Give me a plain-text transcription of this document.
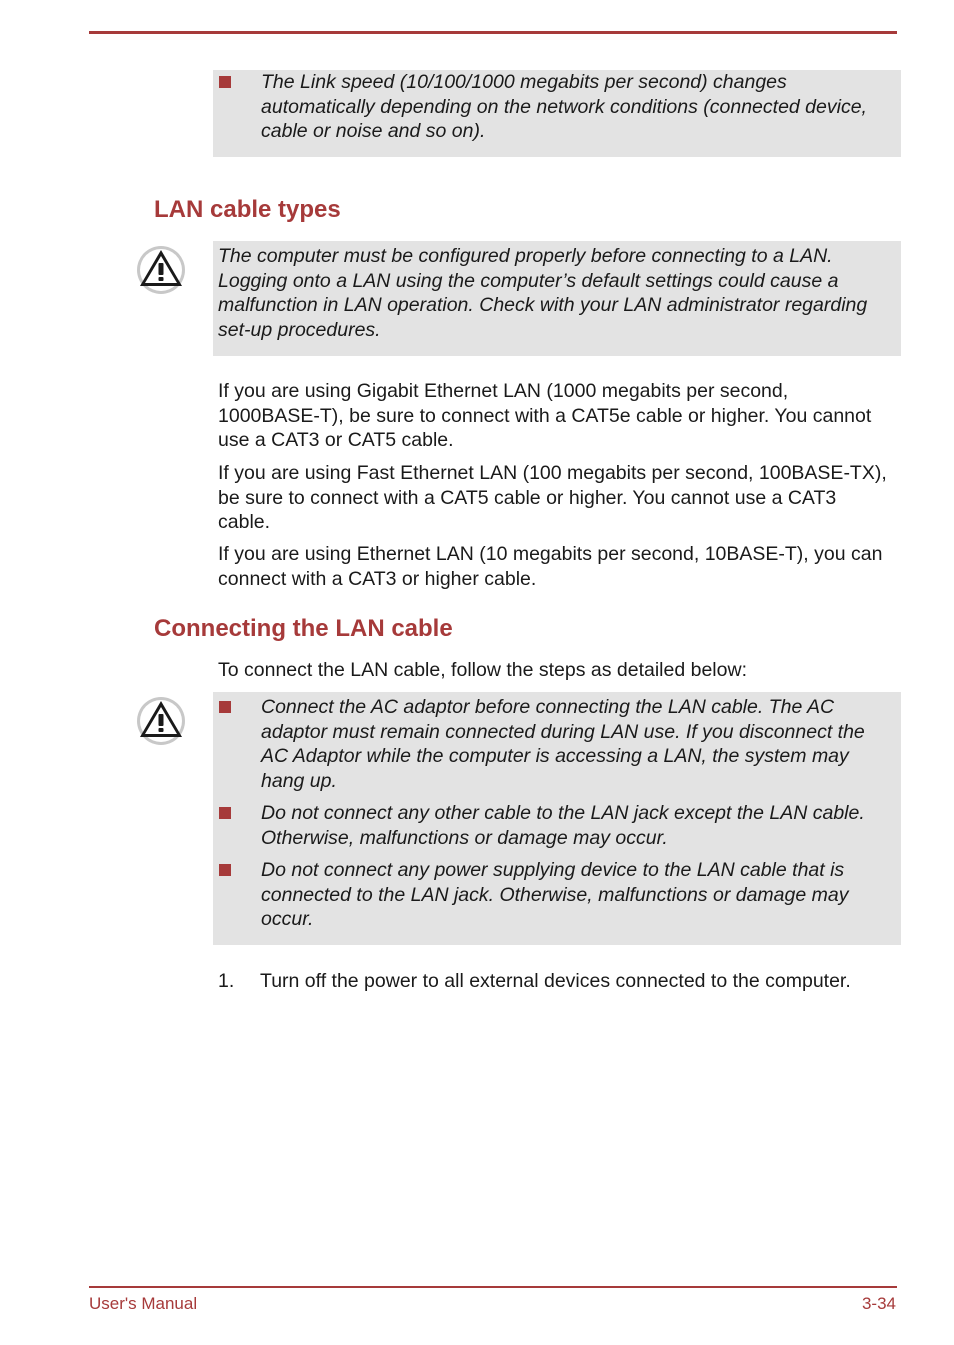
The Link speed (10/100/1000 megabits per second) changes automatically depending on the network conditions (connected device, cable or noise and so on).
LAN cable types
The computer must be configured properly before connecting to a LAN. Logging onto a LAN using the computer’s default settings could cause a malfunction in LAN operation. Check with your LAN administrator regarding set-up procedures.

If you are using Gigabit Ethernet LAN (1000 megabits per second, 1000BASE-T), be sure to connect with a CAT5e cable or higher. You cannot use a CAT3 or CAT5 cable.

If you are using Fast Ethernet LAN (100 megabits per second, 100BASE-TX), be sure to connect with a CAT5 cable or higher. You cannot use a CAT3 cable.

If you are using Ethernet LAN (10 megabits per second, 10BASE-T), you can connect with a CAT3 or higher cable.

Connecting the LAN cable

To connect the LAN cable, follow the steps as detailed below:

Connect the AC adaptor before connecting the LAN cable. The AC adaptor must remain connected during LAN use. If you disconnect the AC Adaptor while the computer is accessing a LAN, the system may hang up.
Do not connect any other cable to the LAN jack except the LAN cable. Otherwise, malfunctions or damage may occur.
Do not connect any power supplying device to the LAN cable that is connected to the LAN jack. Otherwise, malfunctions or damage may occur.
1. Turn off the power to all external devices connected to the computer.
User's Manual	3-34
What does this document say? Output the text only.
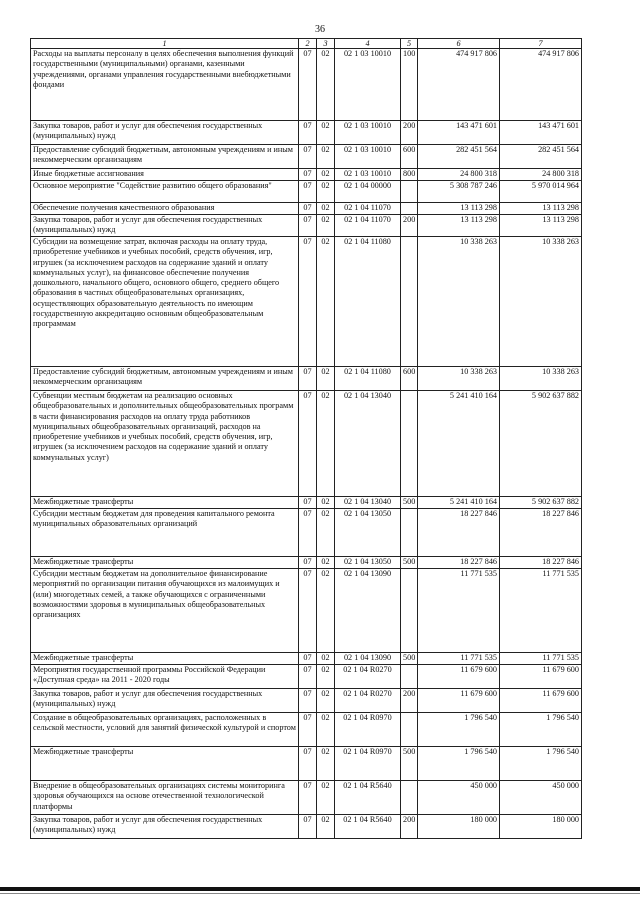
36
1	2	3	4	5	6	7
Расходы на выплаты персоналу в целях обеспечения выполнения функций государственными (муниципальными) органами, казенными учреждениями, органами управления государственными внебюджетными фондами	07	02	02 1 03 10010	100	474 917 806	474 917 806
Закупка товаров, работ и услуг для обеспечения государственных (муниципальных) нужд	07	02	02 1 03 10010	200	143 471 601	143 471 601
Предоставление субсидий бюджетным, автономным учреждениям и иным некоммерческим организациям	07	02	02 1 03 10010	600	282 451 564	282 451 564
Иные бюджетные ассигнования	07	02	02 1 03 10010	800	24 800 318	24 800 318
Основное мероприятие "Содействие развитию общего образования"	07	02	02 1 04 00000		5 308 787 246	5 970 014 964
Обеспечение получения качественного образования	07	02	02 1 04 11070		13 113 298	13 113 298
Закупка товаров, работ и услуг для обеспечения государственных (муниципальных) нужд	07	02	02 1 04 11070	200	13 113 298	13 113 298
Субсидии на возмещение затрат, включая расходы на оплату труда, приобретение учебников и учебных пособий, средств обучения, игр, игрушек (за исключением расходов на содержание зданий и оплату коммунальных услуг), на финансовое обеспечение получения дошкольного, начального общего, основного общего, среднего общего образования в частных общеобразовательных организациях, осуществляющих образовательную деятельность по имеющим государственную аккредитацию основным общеобразовательным программам	07	02	02 1 04 11080		10 338 263	10 338 263
Предоставление субсидий бюджетным, автономным учреждениям и иным некоммерческим организациям	07	02	02 1 04 11080	600	10 338 263	10 338 263
Субвенции местным бюджетам на реализацию основных общеобразовательных и дополнительных общеобразовательных программ в части финансирования расходов на оплату труда работников муниципальных общеобразовательных организаций, расходов на приобретение учебников и учебных пособий, средств обучения, игр, игрушек (за исключением расходов на содержание зданий и оплату коммунальных услуг)	07	02	02 1 04 13040		5 241 410 164	5 902 637 882
Межбюджетные трансферты	07	02	02 1 04 13040	500	5 241 410 164	5 902 637 882
Субсидии местным бюджетам для проведения капитального ремонта муниципальных образовательных организаций	07	02	02 1 04 13050		18 227 846	18 227 846
Межбюджетные трансферты	07	02	02 1 04 13050	500	18 227 846	18 227 846
Субсидии местным бюджетам на дополнительное финансирование мероприятий по организации питания обучающихся из малоимущих и (или) многодетных семей, а также обучающихся с ограниченными возможностями здоровья в муниципальных общеобразовательных организациях	07	02	02 1 04 13090		11 771 535	11 771 535
Межбюджетные трансферты	07	02	02 1 04 13090	500	11 771 535	11 771 535
Мероприятия государственной программы Российской Федерации «Доступная среда» на 2011 - 2020 годы	07	02	02 1 04 R0270		11 679 600	11 679 600
Закупка товаров, работ и услуг для обеспечения государственных (муниципальных) нужд	07	02	02 1 04 R0270	200	11 679 600	11 679 600
Создание в общеобразовательных организациях, расположенных в сельской местности, условий для занятий физической культурой и спортом	07	02	02 1 04 R0970		1 796 540	1 796 540
Межбюджетные трансферты	07	02	02 1 04 R0970	500	1 796 540	1 796 540
Внедрение в общеобразовательных организациях системы мониторинга здоровья обучающихся на основе отечественной технологической платформы	07	02	02 1 04 R5640		450 000	450 000
Закупка товаров, работ и услуг для обеспечения государственных (муниципальных) нужд	07	02	02 1 04 R5640	200	180 000	180 000
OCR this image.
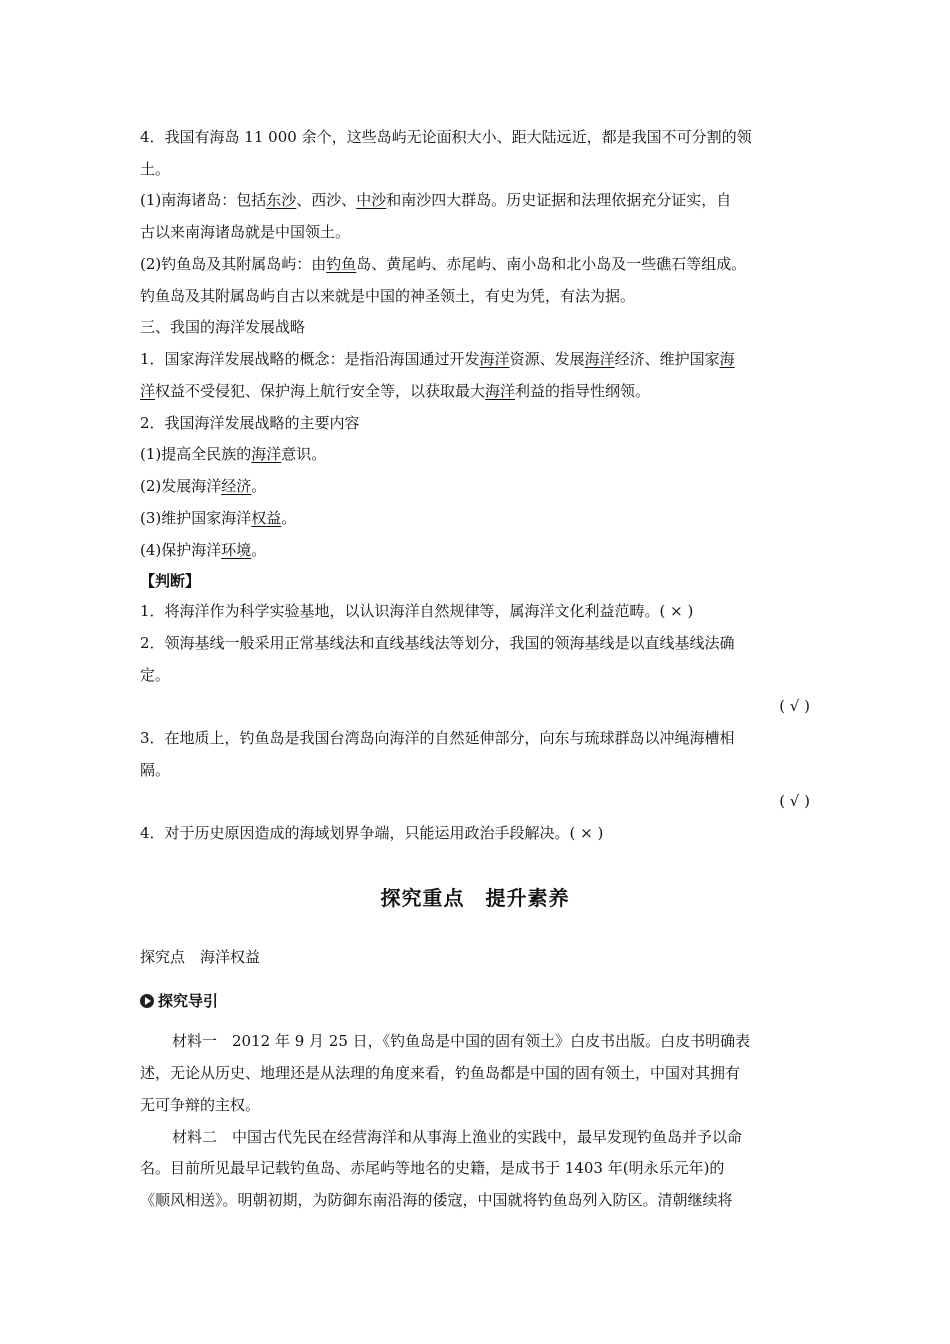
4．我国有海岛 11 000 余个，这些岛屿无论面积大小、距大陆远近，都是我国不可分割的领
土。
(1)南海诸岛：包括东沙、西沙、中沙和南沙四大群岛。历史证据和法理依据充分证实，自
古以来南海诸岛就是中国领土。
(2)钓鱼岛及其附属岛屿：由钓鱼岛、黄尾屿、赤尾屿、南小岛和北小岛及一些礁石等组成。
钓鱼岛及其附属岛屿自古以来就是中国的神圣领土，有史为凭，有法为据。
三、我国的海洋发展战略
1．国家海洋发展战略的概念：是指沿海国通过开发海洋资源、发展海洋经济、维护国家海
洋权益不受侵犯、保护海上航行安全等，以获取最大海洋利益的指导性纲领。
2．我国海洋发展战略的主要内容
(1)提高全民族的海洋意识。
(2)发展海洋经济。
(3)维护国家海洋权益。
(4)保护海洋环境。
【判断】
1．将海洋作为科学实验基地，以认识海洋自然规律等，属海洋文化利益范畴。( × )
2．领海基线一般采用正常基线法和直线基线法等划分，我国的领海基线是以直线基线法确
定。
( √ )
3．在地质上，钓鱼岛是我国台湾岛向海洋的自然延伸部分，向东与琉球群岛以冲绳海槽相
隔。
( √ )
4．对于历史原因造成的海域划界争端，只能运用政治手段解决。( × )
探究重点　提升素养
探究点　海洋权益
探究导引
材料一　2012 年 9 月 25 日，《钓鱼岛是中国的固有领土》白皮书出版。白皮书明确表
述，无论从历史、地理还是从法理的角度来看，钓鱼岛都是中国的固有领土，中国对其拥有
无可争辩的主权。
材料二　中国古代先民在经营海洋和从事海上渔业的实践中，最早发现钓鱼岛并予以命
名。目前所见最早记载钓鱼岛、赤尾屿等地名的史籍，是成书于 1403 年(明永乐元年)的
《顺风相送》。明朝初期，为防御东南沿海的倭寇，中国就将钓鱼岛列入防区。清朝继续将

****************************************

** PROBLEM TO WORK ON **
Pictures excluded, quote all the data above exactly.

** CORRECT RESULT **
Give me a plain-text transcription of this document.
The Link speed (10/100/1000 megabits per second) changes automatically depending on the network conditions (connected device, cable or noise and so on).
LAN cable types
The computer must be configured properly before connecting to a LAN. Logging onto a LAN using the computer’s default settings could cause a malfunction in LAN operation. Check with your LAN administrator regarding set-up procedures.

If you are using Gigabit Ethernet LAN (1000 megabits per second, 1000BASE-T), be sure to connect with a CAT5e cable or higher. You cannot use a CAT3 or CAT5 cable.

If you are using Fast Ethernet LAN (100 megabits per second, 100BASE-TX), be sure to connect with a CAT5 cable or higher. You cannot use a CAT3 cable.

If you are using Ethernet LAN (10 megabits per second, 10BASE-T), you can connect with a CAT3 or higher cable.

Connecting the LAN cable

To connect the LAN cable, follow the steps as detailed below:

Connect the AC adaptor before connecting the LAN cable. The AC adaptor must remain connected during LAN use. If you disconnect the AC Adaptor while the computer is accessing a LAN, the system may hang up.
Do not connect any other cable to the LAN jack except the LAN cable. Otherwise, malfunctions or damage may occur.
Do not connect any power supplying device to the LAN cable that is connected to the LAN jack. Otherwise, malfunctions or damage may occur.
1. Turn off the power to all external devices connected to the computer.
User's Manual	3-34
What does this document say? Output the text only.
36
1	2	3	4	5	6	7
Расходы на выплаты персоналу в целях обеспечения выполнения функций государственными (муниципальными) органами, казенными учреждениями, органами управления государственными внебюджетными фондами	07	02	02 1 03 10010	100	474 917 806	474 917 806
Закупка товаров, работ и услуг для обеспечения государственных (муниципальных) нужд	07	02	02 1 03 10010	200	143 471 601	143 471 601
Предоставление субсидий бюджетным, автономным учреждениям и иным некоммерческим организациям	07	02	02 1 03 10010	600	282 451 564	282 451 564
Иные бюджетные ассигнования	07	02	02 1 03 10010	800	24 800 318	24 800 318
Основное мероприятие "Содействие развитию общего образования"	07	02	02 1 04 00000		5 308 787 246	5 970 014 964
Обеспечение получения качественного образования	07	02	02 1 04 11070		13 113 298	13 113 298
Закупка товаров, работ и услуг для обеспечения государственных (муниципальных) нужд	07	02	02 1 04 11070	200	13 113 298	13 113 298
Субсидии на возмещение затрат, включая расходы на оплату труда, приобретение учебников и учебных пособий, средств обучения, игр, игрушек (за исключением расходов на содержание зданий и оплату коммунальных услуг), на финансовое обеспечение получения дошкольного, начального общего, основного общего, среднего общего образования в частных общеобразовательных организациях, осуществляющих образовательную деятельность по имеющим государственную аккредитацию основным общеобразовательным программам	07	02	02 1 04 11080		10 338 263	10 338 263
Предоставление субсидий бюджетным, автономным учреждениям и иным некоммерческим организациям	07	02	02 1 04 11080	600	10 338 263	10 338 263
Субвенции местным бюджетам на реализацию основных общеобразовательных и дополнительных общеобразовательных программ в части финансирования расходов на оплату труда работников муниципальных общеобразовательных организаций, расходов на приобретение учебников и учебных пособий, средств обучения, игр, игрушек (за исключением расходов на содержание зданий и оплату коммунальных услуг)	07	02	02 1 04 13040		5 241 410 164	5 902 637 882
Межбюджетные трансферты	07	02	02 1 04 13040	500	5 241 410 164	5 902 637 882
Субсидии местным бюджетам для проведения капитального ремонта муниципальных образовательных организаций	07	02	02 1 04 13050		18 227 846	18 227 846
Межбюджетные трансферты	07	02	02 1 04 13050	500	18 227 846	18 227 846
Субсидии местным бюджетам на дополнительное финансирование мероприятий по организации питания обучающихся из малоимущих и (или) многодетных семей, а также обучающихся с ограниченными возможностями здоровья в муниципальных общеобразовательных организациях	07	02	02 1 04 13090		11 771 535	11 771 535
Межбюджетные трансферты	07	02	02 1 04 13090	500	11 771 535	11 771 535
Мероприятия государственной программы Российской Федерации «Доступная среда» на 2011 - 2020 годы	07	02	02 1 04 R0270		11 679 600	11 679 600
Закупка товаров, работ и услуг для обеспечения государственных (муниципальных) нужд	07	02	02 1 04 R0270	200	11 679 600	11 679 600
Создание в общеобразовательных организациях, расположенных в сельской местности, условий для занятий физической культурой и спортом	07	02	02 1 04 R0970		1 796 540	1 796 540
Межбюджетные трансферты	07	02	02 1 04 R0970	500	1 796 540	1 796 540
Внедрение в общеобразовательных организациях системы мониторинга здоровья обучающихся на основе отечественной технологической платформы	07	02	02 1 04 R5640		450 000	450 000
Закупка товаров, работ и услуг для обеспечения государственных (муниципальных) нужд	07	02	02 1 04 R5640	200	180 000	180 000
OCR this image.
4．我国有海岛 11 000 余个，这些岛屿无论面积大小、距大陆远近，都是我国不可分割的领
土。
(1)南海诸岛：包括东沙、西沙、中沙和南沙四大群岛。历史证据和法理依据充分证实，自
古以来南海诸岛就是中国领土。
(2)钓鱼岛及其附属岛屿：由钓鱼岛、黄尾屿、赤尾屿、南小岛和北小岛及一些礁石等组成。
钓鱼岛及其附属岛屿自古以来就是中国的神圣领土，有史为凭，有法为据。
三、我国的海洋发展战略
1．国家海洋发展战略的概念：是指沿海国通过开发海洋资源、发展海洋经济、维护国家海
洋权益不受侵犯、保护海上航行安全等，以获取最大海洋利益的指导性纲领。
2．我国海洋发展战略的主要内容
(1)提高全民族的海洋意识。
(2)发展海洋经济。
(3)维护国家海洋权益。
(4)保护海洋环境。
【判断】
1．将海洋作为科学实验基地，以认识海洋自然规律等，属海洋文化利益范畴。( × )
2．领海基线一般采用正常基线法和直线基线法等划分，我国的领海基线是以直线基线法确
定。
( √ )
3．在地质上，钓鱼岛是我国台湾岛向海洋的自然延伸部分，向东与琉球群岛以冲绳海槽相
隔。
( √ )
4．对于历史原因造成的海域划界争端，只能运用政治手段解决。( × )
探究重点　提升素养
探究点　海洋权益
探究导引
材料一　2012 年 9 月 25 日，《钓鱼岛是中国的固有领土》白皮书出版。白皮书明确表
述，无论从历史、地理还是从法理的角度来看，钓鱼岛都是中国的固有领土，中国对其拥有
无可争辩的主权。
材料二　中国古代先民在经营海洋和从事海上渔业的实践中，最早发现钓鱼岛并予以命
名。目前所见最早记载钓鱼岛、赤尾屿等地名的史籍，是成书于 1403 年(明永乐元年)的
《顺风相送》。明朝初期，为防御东南沿海的倭寇，中国就将钓鱼岛列入防区。清朝继续将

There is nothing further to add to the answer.